Directions for this task: What follows is a listing to be transcribed exactly.

Stored rows:

______________________________

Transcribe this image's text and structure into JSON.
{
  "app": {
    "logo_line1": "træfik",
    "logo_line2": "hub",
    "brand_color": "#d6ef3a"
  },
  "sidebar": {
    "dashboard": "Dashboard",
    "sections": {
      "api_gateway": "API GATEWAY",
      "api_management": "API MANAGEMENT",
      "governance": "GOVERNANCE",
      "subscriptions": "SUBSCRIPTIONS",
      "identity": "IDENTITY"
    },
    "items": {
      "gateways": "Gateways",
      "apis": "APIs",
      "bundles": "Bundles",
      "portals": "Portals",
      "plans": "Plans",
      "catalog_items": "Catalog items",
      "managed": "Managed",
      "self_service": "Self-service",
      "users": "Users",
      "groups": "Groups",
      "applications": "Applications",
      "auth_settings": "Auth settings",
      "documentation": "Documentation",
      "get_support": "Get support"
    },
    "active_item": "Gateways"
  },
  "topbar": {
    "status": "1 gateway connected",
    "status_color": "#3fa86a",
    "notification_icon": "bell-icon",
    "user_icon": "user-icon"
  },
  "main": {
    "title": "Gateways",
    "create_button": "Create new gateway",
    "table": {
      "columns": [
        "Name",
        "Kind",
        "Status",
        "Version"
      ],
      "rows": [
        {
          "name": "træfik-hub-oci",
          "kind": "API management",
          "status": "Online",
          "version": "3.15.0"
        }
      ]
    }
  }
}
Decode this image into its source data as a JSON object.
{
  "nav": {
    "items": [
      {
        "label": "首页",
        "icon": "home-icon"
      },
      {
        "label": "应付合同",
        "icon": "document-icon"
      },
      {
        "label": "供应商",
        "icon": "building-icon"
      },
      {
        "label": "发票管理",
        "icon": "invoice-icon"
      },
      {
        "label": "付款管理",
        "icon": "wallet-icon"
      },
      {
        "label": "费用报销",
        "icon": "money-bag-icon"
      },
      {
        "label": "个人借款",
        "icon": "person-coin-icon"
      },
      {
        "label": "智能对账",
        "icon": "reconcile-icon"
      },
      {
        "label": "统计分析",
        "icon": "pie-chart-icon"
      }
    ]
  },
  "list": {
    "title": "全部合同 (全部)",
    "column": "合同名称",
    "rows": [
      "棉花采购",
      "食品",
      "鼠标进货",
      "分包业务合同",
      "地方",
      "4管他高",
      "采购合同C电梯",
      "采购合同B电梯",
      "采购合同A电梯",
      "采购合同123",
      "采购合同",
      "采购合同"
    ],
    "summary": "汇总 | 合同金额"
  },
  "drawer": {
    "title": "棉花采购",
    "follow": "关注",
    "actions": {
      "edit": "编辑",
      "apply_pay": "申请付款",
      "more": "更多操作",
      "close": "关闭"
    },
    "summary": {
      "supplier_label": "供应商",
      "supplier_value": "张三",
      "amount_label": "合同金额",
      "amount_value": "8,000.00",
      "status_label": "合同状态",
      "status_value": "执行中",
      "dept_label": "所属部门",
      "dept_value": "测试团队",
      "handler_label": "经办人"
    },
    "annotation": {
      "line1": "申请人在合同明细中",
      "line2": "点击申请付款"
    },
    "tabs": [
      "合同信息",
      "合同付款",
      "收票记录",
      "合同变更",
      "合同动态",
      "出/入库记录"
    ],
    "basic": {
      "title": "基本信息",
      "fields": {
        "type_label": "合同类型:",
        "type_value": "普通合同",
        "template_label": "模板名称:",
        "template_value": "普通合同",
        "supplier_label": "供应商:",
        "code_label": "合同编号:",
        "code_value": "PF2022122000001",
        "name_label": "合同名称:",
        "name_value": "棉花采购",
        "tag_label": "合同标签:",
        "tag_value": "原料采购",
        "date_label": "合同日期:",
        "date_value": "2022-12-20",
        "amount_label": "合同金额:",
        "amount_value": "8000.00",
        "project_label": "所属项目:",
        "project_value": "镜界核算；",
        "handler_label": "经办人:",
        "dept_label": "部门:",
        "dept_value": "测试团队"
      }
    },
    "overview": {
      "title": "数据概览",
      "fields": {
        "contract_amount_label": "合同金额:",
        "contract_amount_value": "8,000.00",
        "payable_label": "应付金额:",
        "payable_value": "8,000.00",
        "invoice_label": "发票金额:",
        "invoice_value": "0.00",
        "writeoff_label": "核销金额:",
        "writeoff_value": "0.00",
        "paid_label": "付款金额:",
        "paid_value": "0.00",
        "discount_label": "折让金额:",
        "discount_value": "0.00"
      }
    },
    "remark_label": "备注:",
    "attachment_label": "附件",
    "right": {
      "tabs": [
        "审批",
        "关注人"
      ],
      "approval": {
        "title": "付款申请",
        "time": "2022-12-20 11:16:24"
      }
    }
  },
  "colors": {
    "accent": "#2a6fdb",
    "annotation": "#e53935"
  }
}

______________________________

Exercise response:
Transcribe this image's text and structure into JSON.
{
  "app": {
    "logo_line1": "træfik",
    "logo_line2": "hub",
    "brand_color": "#d6ef3a"
  },
  "sidebar": {
    "dashboard": "Dashboard",
    "sections": {
      "api_gateway": "API GATEWAY",
      "api_management": "API MANAGEMENT",
      "governance": "GOVERNANCE",
      "subscriptions": "SUBSCRIPTIONS",
      "identity": "IDENTITY"
    },
    "items": {
      "gateways": "Gateways",
      "apis": "APIs",
      "bundles": "Bundles",
      "portals": "Portals",
      "plans": "Plans",
      "catalog_items": "Catalog items",
      "managed": "Managed",
      "self_service": "Self-service",
      "users": "Users",
      "groups": "Groups",
      "applications": "Applications",
      "auth_settings": "Auth settings",
      "documentation": "Documentation",
      "get_support": "Get support"
    },
    "active_item": "Gateways"
  },
  "topbar": {
    "status": "1 gateway connected",
    "status_color": "#3fa86a",
    "notification_icon": "bell-icon",
    "user_icon": "user-icon"
  },
  "main": {
    "title": "Gateways",
    "create_button": "Create new gateway",
    "table": {
      "columns": [
        "Name",
        "Kind",
        "Status",
        "Version"
      ],
      "rows": [
        {
          "name": "træfik-hub-oci",
          "kind": "API management",
          "status": "Online",
          "version": "3.15.0"
        }
      ]
    }
  }
}
Decode this image into its source data as a JSON object.
{
  "nav": {
    "items": [
      {
        "label": "首页",
        "icon": "home-icon"
      },
      {
        "label": "应付合同",
        "icon": "document-icon"
      },
      {
        "label": "供应商",
        "icon": "building-icon"
      },
      {
        "label": "发票管理",
        "icon": "invoice-icon"
      },
      {
        "label": "付款管理",
        "icon": "wallet-icon"
      },
      {
        "label": "费用报销",
        "icon": "money-bag-icon"
      },
      {
        "label": "个人借款",
        "icon": "person-coin-icon"
      },
      {
        "label": "智能对账",
        "icon": "reconcile-icon"
      },
      {
        "label": "统计分析",
        "icon": "pie-chart-icon"
      }
    ]
  },
  "list": {
    "title": "全部合同 (全部)",
    "column": "合同名称",
    "rows": [
      "棉花采购",
      "食品",
      "鼠标进货",
      "分包业务合同",
      "地方",
      "4管他高",
      "采购合同C电梯",
      "采购合同B电梯",
      "采购合同A电梯",
      "采购合同123",
      "采购合同",
      "采购合同"
    ],
    "summary": "汇总 | 合同金额"
  },
  "drawer": {
    "title": "棉花采购",
    "follow": "关注",
    "actions": {
      "edit": "编辑",
      "apply_pay": "申请付款",
      "more": "更多操作",
      "close": "关闭"
    },
    "summary": {
      "supplier_label": "供应商",
      "supplier_value": "张三",
      "amount_label": "合同金额",
      "amount_value": "8,000.00",
      "status_label": "合同状态",
      "status_value": "执行中",
      "dept_label": "所属部门",
      "dept_value": "测试团队",
      "handler_label": "经办人"
    },
    "annotation": {
      "line1": "申请人在合同明细中",
      "line2": "点击申请付款"
    },
    "tabs": [
      "合同信息",
      "合同付款",
      "收票记录",
      "合同变更",
      "合同动态",
      "出/入库记录"
    ],
    "basic": {
      "title": "基本信息",
      "fields": {
        "type_label": "合同类型:",
        "type_value": "普通合同",
        "template_label": "模板名称:",
        "template_value": "普通合同",
        "supplier_label": "供应商:",
        "code_label": "合同编号:",
        "code_value": "PF2022122000001",
        "name_label": "合同名称:",
        "name_value": "棉花采购",
        "tag_label": "合同标签:",
        "tag_value": "原料采购",
        "date_label": "合同日期:",
        "date_value": "2022-12-20",
        "amount_label": "合同金额:",
        "amount_value": "8000.00",
        "project_label": "所属项目:",
        "project_value": "镜界核算；",
        "handler_label": "经办人:",
        "dept_label": "部门:",
        "dept_value": "测试团队"
      }
    },
    "overview": {
      "title": "数据概览",
      "fields": {
        "contract_amount_label": "合同金额:",
        "contract_amount_value": "8,000.00",
        "payable_label": "应付金额:",
        "payable_value": "8,000.00",
        "invoice_label": "发票金额:",
        "invoice_value": "0.00",
        "writeoff_label": "核销金额:",
        "writeoff_value": "0.00",
        "paid_label": "付款金额:",
        "paid_value": "0.00",
        "discount_label": "折让金额:",
        "discount_value": "0.00"
      }
    },
    "remark_label": "备注:",
    "attachment_label": "附件",
    "right": {
      "tabs": [
        "审批",
        "关注人"
      ],
      "approval": {
        "title": "付款申请",
        "time": "2022-12-20 11:16:24"
      }
    }
  },
  "colors": {
    "accent": "#2a6fdb",
    "annotation": "#e53935"
  }
}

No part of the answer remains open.